To do: Copy the data from its first line through the line containing "chess-computer: ♜♞♝♛♚♝♞♜♟♟♟♟♟♟♟♟♟♟♟♟♟♟♟♟♜♞♝♛♚♝♞♜ F", swapping "key-label" for "button-label" and leaving everything else unchanged.

====== Dataset records ======

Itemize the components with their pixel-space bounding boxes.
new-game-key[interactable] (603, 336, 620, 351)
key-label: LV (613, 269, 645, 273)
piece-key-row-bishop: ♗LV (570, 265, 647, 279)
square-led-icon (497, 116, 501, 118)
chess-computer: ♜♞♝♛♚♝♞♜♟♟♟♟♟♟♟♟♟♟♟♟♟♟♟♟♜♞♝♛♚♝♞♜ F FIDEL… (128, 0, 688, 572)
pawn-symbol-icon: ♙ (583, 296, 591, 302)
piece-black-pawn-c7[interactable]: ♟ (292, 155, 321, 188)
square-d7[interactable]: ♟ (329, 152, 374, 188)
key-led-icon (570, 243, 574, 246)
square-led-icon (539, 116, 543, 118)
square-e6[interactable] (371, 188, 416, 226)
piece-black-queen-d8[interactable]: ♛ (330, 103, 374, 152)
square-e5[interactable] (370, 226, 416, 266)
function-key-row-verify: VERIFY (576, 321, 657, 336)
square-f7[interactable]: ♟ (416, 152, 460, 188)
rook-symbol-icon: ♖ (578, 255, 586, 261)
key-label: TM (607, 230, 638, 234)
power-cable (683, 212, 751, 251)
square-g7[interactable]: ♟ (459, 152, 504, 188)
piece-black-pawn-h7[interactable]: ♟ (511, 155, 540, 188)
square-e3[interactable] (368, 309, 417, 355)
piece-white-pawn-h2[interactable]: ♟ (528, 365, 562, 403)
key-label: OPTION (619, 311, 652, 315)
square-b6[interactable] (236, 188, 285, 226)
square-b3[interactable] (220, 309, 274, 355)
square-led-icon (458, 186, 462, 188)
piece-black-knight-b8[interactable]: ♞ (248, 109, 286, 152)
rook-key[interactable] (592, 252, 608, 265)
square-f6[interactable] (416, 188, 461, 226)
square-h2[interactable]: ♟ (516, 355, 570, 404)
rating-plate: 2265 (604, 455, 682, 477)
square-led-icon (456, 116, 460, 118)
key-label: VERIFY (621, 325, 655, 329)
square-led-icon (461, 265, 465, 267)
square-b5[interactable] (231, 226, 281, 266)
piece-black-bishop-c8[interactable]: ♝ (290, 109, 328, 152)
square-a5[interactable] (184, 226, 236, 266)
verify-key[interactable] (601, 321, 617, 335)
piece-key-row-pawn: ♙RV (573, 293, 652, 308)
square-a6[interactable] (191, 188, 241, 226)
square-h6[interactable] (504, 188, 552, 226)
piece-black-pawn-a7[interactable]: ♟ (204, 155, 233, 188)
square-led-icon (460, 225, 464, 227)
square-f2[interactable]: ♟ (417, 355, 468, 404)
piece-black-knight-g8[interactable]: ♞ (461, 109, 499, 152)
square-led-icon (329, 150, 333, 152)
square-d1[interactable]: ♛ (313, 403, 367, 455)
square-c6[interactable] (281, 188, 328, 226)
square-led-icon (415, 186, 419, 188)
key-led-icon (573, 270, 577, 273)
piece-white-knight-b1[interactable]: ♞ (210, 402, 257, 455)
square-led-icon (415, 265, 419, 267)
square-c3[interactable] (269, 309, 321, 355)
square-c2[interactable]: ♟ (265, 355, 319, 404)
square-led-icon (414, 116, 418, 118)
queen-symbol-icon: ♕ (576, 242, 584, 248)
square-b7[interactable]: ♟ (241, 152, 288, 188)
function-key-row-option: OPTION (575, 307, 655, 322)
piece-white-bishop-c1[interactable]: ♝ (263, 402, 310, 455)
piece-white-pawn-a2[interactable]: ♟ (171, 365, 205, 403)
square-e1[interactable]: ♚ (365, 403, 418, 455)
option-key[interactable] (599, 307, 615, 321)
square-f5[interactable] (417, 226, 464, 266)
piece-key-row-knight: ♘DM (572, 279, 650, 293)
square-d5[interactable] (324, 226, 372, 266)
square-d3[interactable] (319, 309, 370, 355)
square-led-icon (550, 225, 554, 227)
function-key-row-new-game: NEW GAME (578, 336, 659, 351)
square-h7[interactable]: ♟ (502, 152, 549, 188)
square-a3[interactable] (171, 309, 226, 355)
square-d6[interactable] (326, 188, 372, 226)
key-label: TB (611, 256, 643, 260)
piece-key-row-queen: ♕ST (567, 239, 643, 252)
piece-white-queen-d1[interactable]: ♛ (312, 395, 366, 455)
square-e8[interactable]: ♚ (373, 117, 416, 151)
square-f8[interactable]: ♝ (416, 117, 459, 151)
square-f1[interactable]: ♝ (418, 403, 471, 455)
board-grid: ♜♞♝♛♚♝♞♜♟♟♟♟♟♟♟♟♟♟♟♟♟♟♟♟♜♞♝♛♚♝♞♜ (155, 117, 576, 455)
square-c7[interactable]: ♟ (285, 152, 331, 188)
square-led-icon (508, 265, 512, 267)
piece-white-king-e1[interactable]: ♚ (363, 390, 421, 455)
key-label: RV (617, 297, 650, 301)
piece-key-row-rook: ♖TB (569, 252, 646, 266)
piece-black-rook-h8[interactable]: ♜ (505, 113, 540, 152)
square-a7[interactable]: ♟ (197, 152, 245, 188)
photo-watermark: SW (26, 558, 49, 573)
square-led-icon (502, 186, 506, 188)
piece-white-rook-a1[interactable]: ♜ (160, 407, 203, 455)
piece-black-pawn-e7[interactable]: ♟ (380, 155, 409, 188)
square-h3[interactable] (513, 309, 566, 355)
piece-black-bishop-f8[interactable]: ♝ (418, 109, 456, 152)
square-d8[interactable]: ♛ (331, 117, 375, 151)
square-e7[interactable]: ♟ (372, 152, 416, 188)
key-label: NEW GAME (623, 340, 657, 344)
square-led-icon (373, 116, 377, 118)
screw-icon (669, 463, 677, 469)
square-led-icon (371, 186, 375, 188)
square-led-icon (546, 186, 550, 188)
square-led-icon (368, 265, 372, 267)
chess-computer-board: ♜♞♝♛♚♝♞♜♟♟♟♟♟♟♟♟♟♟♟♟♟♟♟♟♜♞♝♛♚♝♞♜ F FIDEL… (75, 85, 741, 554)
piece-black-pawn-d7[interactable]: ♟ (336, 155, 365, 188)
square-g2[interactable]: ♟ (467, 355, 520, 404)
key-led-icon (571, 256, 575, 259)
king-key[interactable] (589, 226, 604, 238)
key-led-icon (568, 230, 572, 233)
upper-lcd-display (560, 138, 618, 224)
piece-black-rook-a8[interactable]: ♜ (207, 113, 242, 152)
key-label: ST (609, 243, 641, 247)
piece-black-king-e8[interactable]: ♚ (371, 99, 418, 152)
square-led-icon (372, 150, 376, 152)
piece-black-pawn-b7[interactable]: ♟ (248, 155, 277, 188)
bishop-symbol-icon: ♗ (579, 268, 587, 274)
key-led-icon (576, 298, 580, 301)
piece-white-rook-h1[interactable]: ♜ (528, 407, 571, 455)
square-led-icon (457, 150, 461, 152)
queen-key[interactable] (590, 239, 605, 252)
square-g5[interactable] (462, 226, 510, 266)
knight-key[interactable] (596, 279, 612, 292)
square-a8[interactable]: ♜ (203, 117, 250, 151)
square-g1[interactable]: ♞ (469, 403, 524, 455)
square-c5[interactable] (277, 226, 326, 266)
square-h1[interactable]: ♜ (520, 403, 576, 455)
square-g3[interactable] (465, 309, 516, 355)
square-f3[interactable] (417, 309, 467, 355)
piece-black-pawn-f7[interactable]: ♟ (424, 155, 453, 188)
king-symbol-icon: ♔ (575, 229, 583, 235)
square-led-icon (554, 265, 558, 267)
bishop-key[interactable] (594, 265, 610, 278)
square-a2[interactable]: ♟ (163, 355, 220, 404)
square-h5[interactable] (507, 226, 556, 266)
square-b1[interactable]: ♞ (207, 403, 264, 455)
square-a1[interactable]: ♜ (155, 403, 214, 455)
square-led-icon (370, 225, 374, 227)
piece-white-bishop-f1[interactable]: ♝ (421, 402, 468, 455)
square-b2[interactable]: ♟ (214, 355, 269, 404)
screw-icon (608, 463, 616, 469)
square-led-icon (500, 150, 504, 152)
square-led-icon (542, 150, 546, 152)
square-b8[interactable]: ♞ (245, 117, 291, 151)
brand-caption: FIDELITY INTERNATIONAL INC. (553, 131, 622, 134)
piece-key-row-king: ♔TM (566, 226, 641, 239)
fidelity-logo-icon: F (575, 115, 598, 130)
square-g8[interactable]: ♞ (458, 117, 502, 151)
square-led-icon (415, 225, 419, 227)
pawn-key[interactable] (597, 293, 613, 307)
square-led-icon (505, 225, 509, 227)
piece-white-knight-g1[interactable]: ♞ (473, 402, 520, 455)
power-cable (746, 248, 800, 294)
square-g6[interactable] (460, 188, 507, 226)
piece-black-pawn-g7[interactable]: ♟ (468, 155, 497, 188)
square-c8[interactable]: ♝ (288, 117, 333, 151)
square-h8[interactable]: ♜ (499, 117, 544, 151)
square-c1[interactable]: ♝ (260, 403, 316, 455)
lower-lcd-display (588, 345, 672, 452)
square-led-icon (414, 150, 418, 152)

======

Response:
Itemize the components with their pixel-space bounding boxes.
new-game-key[interactable] (603, 336, 620, 351)
button-label: LV (613, 269, 645, 273)
piece-key-row-bishop: ♗LV (570, 265, 647, 279)
square-led-icon (497, 116, 501, 118)
chess-computer: ♜♞♝♛♚♝♞♜♟♟♟♟♟♟♟♟♟♟♟♟♟♟♟♟♜♞♝♛♚♝♞♜ F FIDEL… (128, 0, 688, 572)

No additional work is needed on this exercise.